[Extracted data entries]
*-*-*

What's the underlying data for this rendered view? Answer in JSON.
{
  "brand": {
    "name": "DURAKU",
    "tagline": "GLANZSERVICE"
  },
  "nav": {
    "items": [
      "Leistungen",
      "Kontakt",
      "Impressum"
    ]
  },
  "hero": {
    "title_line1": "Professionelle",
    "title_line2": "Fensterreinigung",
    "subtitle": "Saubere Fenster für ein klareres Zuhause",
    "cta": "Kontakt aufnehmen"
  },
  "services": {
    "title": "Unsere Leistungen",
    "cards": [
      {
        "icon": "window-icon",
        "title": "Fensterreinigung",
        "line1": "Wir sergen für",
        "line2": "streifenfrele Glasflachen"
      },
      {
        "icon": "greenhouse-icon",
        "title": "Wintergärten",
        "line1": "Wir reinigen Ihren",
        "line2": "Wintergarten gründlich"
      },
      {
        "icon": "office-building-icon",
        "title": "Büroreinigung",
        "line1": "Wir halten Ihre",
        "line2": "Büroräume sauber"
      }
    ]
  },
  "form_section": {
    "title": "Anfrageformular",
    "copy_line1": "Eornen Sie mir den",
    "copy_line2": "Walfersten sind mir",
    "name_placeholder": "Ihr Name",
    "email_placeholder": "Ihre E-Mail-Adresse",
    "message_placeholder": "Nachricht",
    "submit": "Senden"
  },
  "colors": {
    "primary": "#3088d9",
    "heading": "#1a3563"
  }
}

*-*-*

◆ AIM OF THE TASK: From the entries above, pull out each line that includes "icon".

◆ RESULT:
        "icon": "window-icon",
        "icon": "greenhouse-icon",
        "icon": "office-building-icon",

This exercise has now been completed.